Extrait du document -
==================================================

Logistique

Pour Amazon et sa grande première dans l’Hexagone, Mærsk marque les esprits et veut prendre date


Sur son site flambant neuf de Denain (59), au sein duquel il stocke un nombre incalculable de colis pour le compte d’Amazon, Mærsk voit la vie en rose. Installé sur pas moins de 75 000 m2, le géant danois va désormais s’introduire sur les 25 000 m2 restants pour développer une nouvelle activité qui répond aux attentes de son client américain. Mærsk, qui met enfin un pied dans le marché de la logistique contractuelle français, ne cache pas sa fierté d’avoir participé au redéveloppement d’une friche issue d’un ex-site d’Usinor et entend désormais s’étendre. La ville, le département et la région ont de leur côté misé gros sur ce projet aux retombées importantes pour l’emploi.

==================================================

Extraits de données -
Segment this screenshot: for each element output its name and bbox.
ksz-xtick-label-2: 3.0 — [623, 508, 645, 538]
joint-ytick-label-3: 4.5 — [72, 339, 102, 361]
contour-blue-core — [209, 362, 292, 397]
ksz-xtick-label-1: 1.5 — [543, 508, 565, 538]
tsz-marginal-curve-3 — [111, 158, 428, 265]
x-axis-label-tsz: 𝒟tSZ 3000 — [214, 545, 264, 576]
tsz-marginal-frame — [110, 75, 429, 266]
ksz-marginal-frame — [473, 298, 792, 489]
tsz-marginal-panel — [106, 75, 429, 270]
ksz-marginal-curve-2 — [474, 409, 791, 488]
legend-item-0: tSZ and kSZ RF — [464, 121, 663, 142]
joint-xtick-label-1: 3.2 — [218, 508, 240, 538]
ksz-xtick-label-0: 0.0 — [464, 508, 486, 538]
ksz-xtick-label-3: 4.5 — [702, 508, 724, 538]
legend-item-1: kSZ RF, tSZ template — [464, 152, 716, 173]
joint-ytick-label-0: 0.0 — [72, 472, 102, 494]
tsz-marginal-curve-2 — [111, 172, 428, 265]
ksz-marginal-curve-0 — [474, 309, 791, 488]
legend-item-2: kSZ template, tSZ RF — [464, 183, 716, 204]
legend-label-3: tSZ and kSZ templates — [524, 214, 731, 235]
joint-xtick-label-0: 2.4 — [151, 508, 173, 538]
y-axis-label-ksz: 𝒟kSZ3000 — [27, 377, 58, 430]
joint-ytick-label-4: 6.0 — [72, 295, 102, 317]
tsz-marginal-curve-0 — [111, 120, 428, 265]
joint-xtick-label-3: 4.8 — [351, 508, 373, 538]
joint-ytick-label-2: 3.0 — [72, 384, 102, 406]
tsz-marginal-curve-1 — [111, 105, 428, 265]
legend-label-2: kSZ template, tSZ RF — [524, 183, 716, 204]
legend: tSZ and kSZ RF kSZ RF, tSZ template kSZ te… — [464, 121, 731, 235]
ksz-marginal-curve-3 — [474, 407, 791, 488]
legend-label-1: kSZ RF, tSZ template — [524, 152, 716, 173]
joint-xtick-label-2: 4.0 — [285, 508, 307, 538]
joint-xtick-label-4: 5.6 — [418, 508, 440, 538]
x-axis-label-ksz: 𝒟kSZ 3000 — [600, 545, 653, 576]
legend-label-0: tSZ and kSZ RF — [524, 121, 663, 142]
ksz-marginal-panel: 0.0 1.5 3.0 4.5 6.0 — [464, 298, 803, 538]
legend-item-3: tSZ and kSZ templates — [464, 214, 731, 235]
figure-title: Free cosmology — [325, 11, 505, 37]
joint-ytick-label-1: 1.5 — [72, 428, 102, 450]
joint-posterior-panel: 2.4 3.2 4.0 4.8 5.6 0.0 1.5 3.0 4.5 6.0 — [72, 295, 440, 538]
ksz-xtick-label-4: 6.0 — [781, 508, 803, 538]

==================================================

Consignes -
1. Transcris intégralement l'article sur le site de Mærsk à Denain.
2. Dans les lignes de données, à partir de la première et jusqu'à celle qui contient « ksz-marginal-curve-0 — [474, 309, 791, 488] » incluse, remplace « screenshot » par « capture » sans rien modifier d'autre.
L'article et les lignes de données n'ont aucun rapport entre eux.

Corrigés -
1.
Logistique

Pour Amazon et sa grande première dans l’Hexagone, Mærsk marque les esprits et veut prendre date


Sur son site flambant neuf de Denain (59), au sein duquel il stocke un nombre incalculable de colis pour le compte d’Amazon, Mærsk voit la vie en rose. Installé sur pas moins de 75 000 m2, le géant danois va désormais s’introduire sur les 25 000 m2 restants pour développer une nouvelle activité qui répond aux attentes de son client américain. Mærsk, qui met enfin un pied dans le marché de la logistique contractuelle français, ne cache pas sa fierté d’avoir participé au redéveloppement d’une friche issue d’un ex-site d’Usinor et entend désormais s’étendre. La ville, le département et la région ont de leur côté misé gros sur ce projet aux retombées importantes pour l’emploi.

2.
Segment this capture: for each element output its name and bbox.
ksz-xtick-label-2: 3.0 — [623, 508, 645, 538]
joint-ytick-label-3: 4.5 — [72, 339, 102, 361]
contour-blue-core — [209, 362, 292, 397]
ksz-xtick-label-1: 1.5 — [543, 508, 565, 538]
tsz-marginal-curve-3 — [111, 158, 428, 265]
x-axis-label-tsz: 𝒟tSZ 3000 — [214, 545, 264, 576]
tsz-marginal-frame — [110, 75, 429, 266]
ksz-marginal-frame — [473, 298, 792, 489]
tsz-marginal-panel — [106, 75, 429, 270]
ksz-marginal-curve-2 — [474, 409, 791, 488]
legend-item-0: tSZ and kSZ RF — [464, 121, 663, 142]
joint-xtick-label-1: 3.2 — [218, 508, 240, 538]
ksz-xtick-label-0: 0.0 — [464, 508, 486, 538]
ksz-xtick-label-3: 4.5 — [702, 508, 724, 538]
legend-item-1: kSZ RF, tSZ template — [464, 152, 716, 173]
joint-ytick-label-0: 0.0 — [72, 472, 102, 494]
tsz-marginal-curve-2 — [111, 172, 428, 265]
ksz-marginal-curve-0 — [474, 309, 791, 488]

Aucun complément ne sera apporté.